*WHAT IS EXPECTED:*
Look through the material and tally each line bearing the word "Applied". Give only the total.
___ RECORDS TO USE ___
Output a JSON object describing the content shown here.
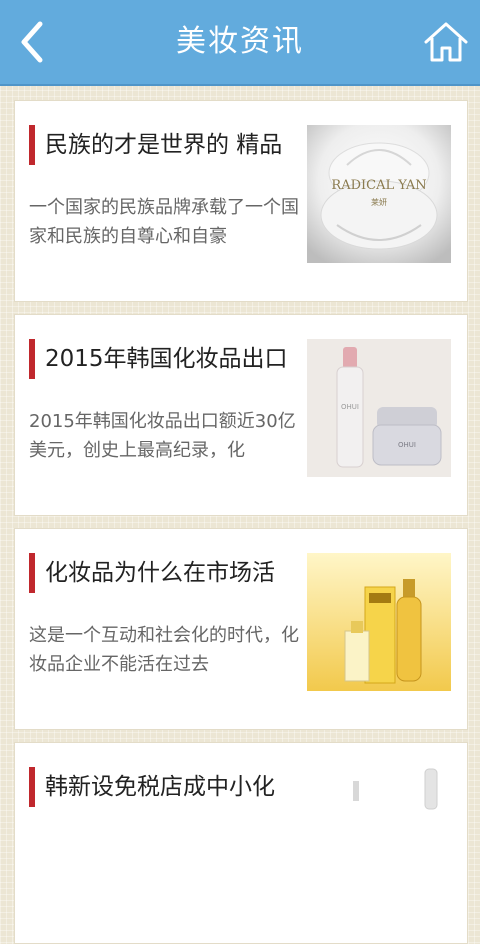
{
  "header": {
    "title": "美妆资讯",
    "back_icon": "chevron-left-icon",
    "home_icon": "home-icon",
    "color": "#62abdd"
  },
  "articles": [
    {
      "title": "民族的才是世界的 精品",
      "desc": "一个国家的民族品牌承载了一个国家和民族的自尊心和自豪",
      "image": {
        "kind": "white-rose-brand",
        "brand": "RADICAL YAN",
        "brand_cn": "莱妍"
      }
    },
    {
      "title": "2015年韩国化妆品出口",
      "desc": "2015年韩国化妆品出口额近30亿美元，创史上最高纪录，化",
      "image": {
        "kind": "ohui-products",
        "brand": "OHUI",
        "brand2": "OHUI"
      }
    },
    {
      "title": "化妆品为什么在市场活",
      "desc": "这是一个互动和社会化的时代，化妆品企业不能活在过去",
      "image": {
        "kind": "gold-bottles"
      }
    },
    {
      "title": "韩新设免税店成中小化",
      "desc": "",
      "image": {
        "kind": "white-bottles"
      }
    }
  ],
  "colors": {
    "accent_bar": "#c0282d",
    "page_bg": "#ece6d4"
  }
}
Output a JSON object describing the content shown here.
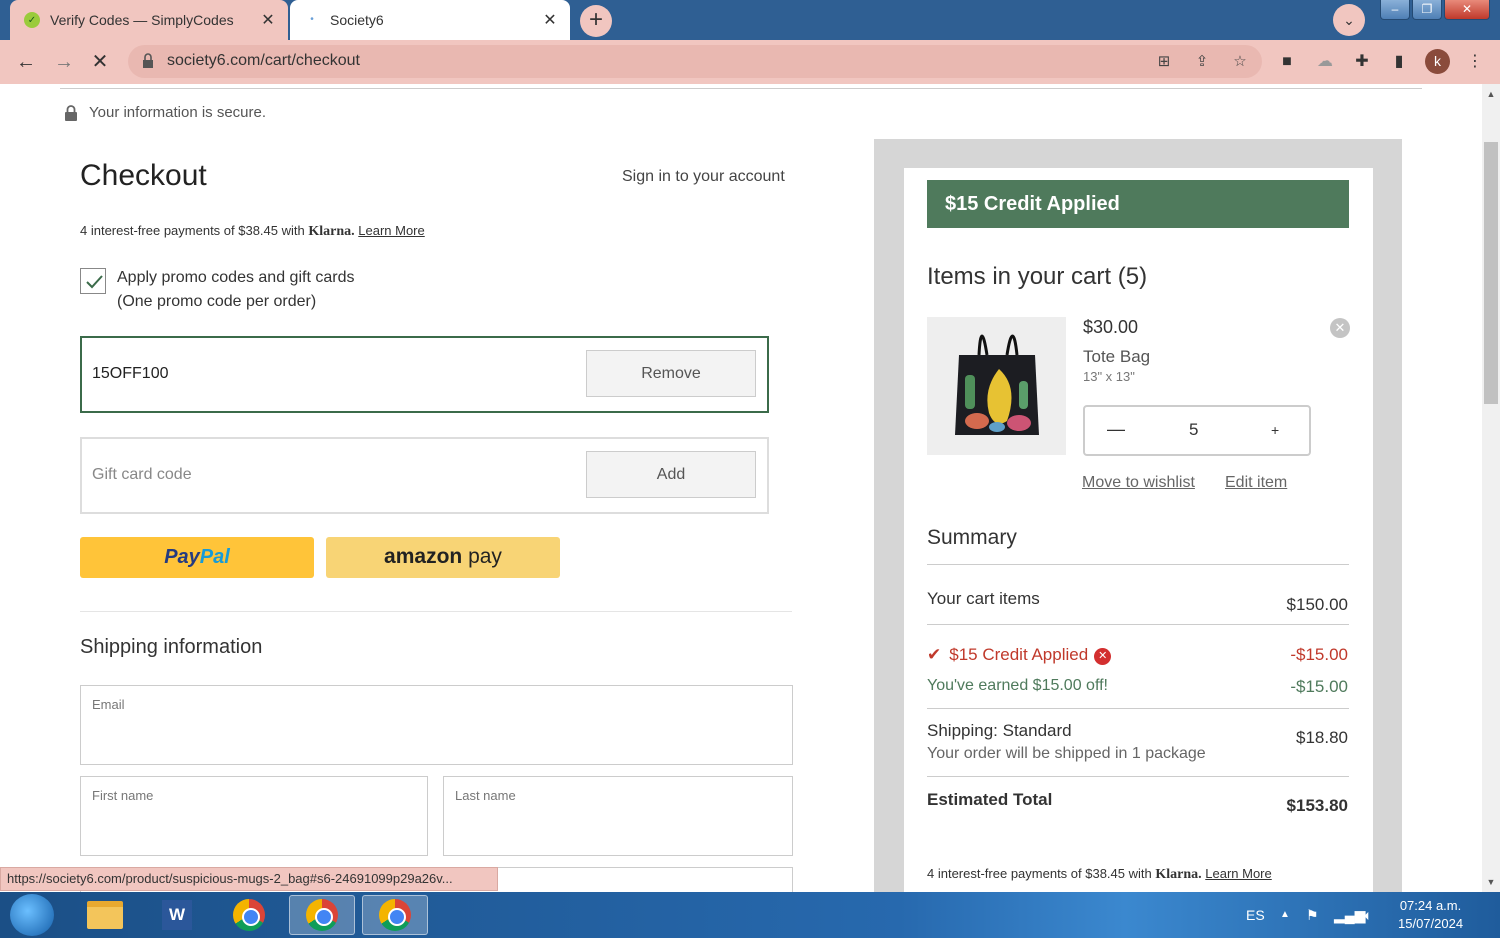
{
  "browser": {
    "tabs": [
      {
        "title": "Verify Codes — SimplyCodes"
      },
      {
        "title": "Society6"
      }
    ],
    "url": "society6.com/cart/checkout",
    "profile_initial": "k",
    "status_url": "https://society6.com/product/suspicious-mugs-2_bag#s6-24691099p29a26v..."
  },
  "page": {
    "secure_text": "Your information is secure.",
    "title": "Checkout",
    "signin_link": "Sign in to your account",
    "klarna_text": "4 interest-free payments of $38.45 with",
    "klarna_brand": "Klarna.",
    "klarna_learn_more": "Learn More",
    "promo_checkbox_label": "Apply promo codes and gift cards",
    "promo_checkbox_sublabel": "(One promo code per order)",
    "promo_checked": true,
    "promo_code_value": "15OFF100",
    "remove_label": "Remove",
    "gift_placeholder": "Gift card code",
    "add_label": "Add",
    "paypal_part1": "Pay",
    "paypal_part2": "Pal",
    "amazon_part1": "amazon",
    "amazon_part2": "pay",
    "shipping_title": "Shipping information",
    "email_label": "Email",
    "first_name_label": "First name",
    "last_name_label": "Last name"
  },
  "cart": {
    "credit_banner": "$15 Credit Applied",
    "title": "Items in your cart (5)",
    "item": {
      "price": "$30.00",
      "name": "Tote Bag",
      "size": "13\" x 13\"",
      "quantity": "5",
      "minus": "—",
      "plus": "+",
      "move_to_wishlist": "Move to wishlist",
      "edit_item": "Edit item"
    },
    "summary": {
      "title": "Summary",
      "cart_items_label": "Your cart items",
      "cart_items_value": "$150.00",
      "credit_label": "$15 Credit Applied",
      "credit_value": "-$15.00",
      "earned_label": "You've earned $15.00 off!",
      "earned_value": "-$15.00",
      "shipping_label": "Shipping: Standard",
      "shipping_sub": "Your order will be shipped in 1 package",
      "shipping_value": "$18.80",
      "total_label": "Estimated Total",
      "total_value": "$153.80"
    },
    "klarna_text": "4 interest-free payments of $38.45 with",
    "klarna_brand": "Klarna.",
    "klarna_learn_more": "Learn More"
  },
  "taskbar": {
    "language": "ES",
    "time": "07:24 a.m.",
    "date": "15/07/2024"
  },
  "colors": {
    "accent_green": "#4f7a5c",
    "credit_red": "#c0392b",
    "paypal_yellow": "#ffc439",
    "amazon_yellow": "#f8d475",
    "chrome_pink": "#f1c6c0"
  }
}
___
___ RECORDS TO USE ___
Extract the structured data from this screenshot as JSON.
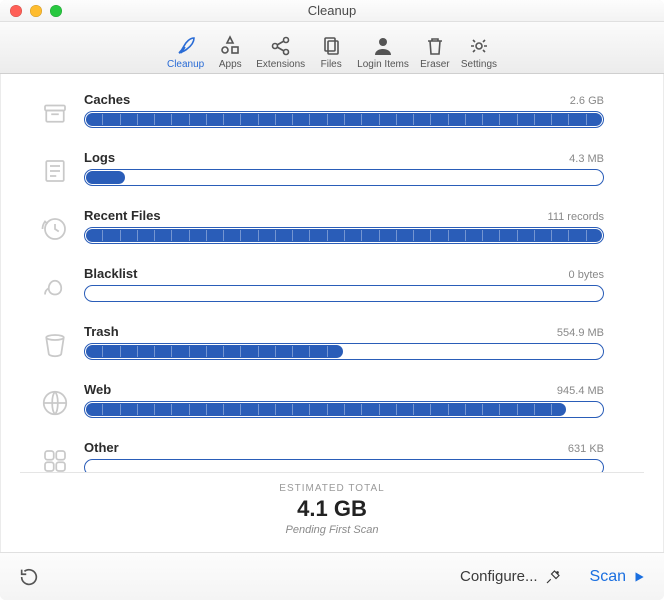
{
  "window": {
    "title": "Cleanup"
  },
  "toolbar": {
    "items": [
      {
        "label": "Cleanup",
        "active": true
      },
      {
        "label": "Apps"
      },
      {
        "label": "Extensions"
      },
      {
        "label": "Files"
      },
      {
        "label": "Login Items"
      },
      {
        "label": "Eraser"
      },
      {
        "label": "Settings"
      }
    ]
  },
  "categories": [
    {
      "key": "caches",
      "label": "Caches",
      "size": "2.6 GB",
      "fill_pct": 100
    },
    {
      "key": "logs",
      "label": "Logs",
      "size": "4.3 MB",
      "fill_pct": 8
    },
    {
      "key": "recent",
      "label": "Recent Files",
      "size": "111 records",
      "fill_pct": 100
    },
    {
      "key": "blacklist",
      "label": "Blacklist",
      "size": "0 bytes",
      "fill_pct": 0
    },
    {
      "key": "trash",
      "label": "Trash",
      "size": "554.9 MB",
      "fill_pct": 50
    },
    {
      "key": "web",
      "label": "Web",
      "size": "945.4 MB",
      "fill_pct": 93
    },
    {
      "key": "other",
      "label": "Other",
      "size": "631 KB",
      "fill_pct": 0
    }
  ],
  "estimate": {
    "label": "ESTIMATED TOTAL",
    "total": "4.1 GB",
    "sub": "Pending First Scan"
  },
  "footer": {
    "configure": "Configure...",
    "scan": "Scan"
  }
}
___
___ RECORDS TO USE ___
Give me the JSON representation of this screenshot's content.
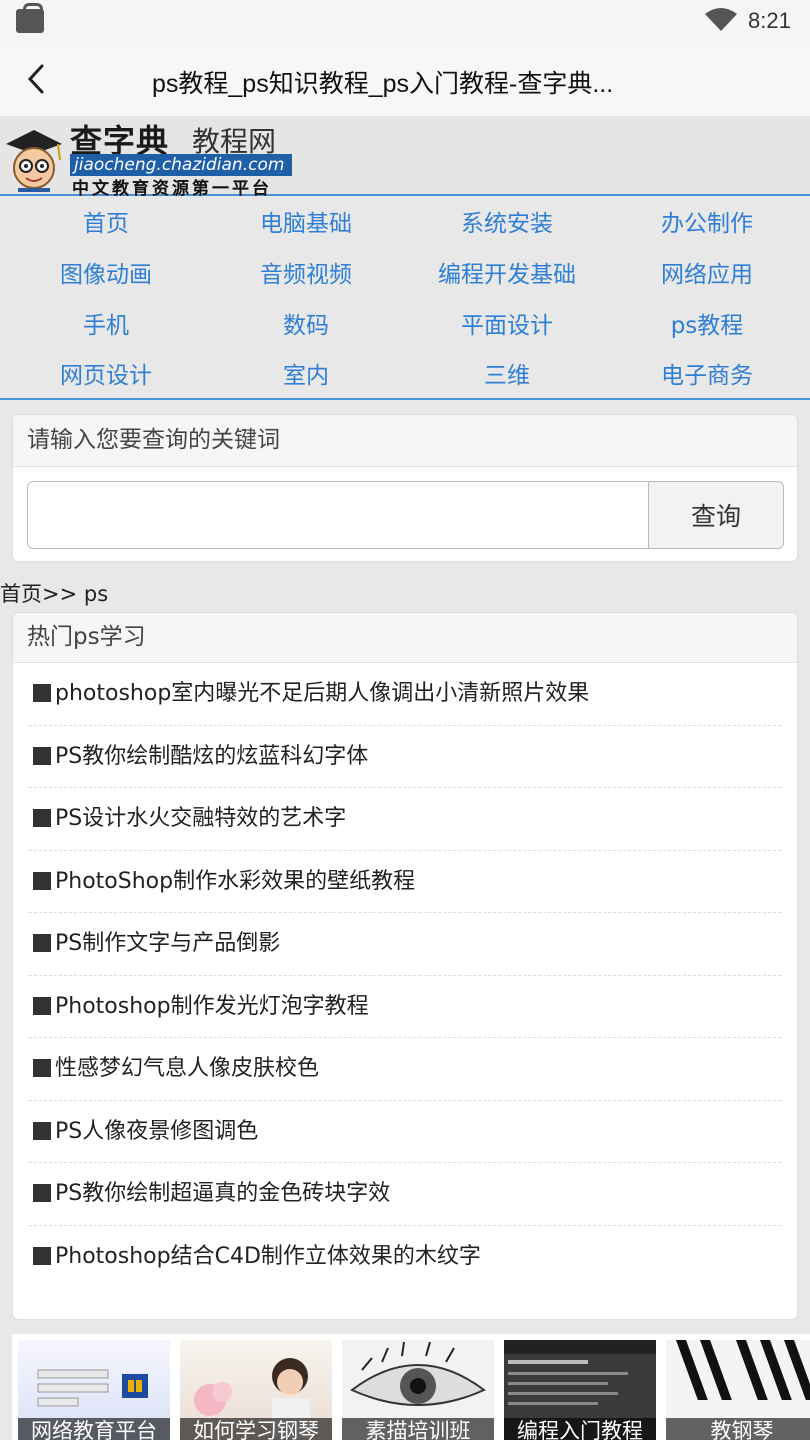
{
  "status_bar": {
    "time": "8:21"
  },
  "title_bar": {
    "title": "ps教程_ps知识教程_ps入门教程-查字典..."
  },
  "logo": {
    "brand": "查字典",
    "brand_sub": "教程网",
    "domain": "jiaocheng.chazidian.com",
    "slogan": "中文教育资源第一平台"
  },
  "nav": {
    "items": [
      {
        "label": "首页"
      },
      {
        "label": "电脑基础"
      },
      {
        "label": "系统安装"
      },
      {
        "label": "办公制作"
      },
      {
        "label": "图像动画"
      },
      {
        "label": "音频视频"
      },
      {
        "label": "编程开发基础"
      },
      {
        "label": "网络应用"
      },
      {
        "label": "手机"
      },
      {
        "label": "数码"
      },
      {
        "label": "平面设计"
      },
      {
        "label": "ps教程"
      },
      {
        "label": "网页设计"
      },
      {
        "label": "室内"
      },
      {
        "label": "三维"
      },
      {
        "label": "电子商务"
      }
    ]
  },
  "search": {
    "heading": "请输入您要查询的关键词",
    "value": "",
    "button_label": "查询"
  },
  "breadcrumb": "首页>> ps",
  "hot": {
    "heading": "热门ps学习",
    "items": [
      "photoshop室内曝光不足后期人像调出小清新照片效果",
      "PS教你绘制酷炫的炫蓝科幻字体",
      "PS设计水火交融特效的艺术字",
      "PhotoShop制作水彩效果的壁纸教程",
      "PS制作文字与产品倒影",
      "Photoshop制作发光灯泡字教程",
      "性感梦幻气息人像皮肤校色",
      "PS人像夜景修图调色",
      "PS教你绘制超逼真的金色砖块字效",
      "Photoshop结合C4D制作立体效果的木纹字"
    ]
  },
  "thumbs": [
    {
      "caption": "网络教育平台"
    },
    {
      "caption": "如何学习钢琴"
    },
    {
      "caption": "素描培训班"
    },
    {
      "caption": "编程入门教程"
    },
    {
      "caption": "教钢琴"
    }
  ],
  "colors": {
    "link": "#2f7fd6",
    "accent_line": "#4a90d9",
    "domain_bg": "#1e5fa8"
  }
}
___
*WORKED SOLUTION:*
2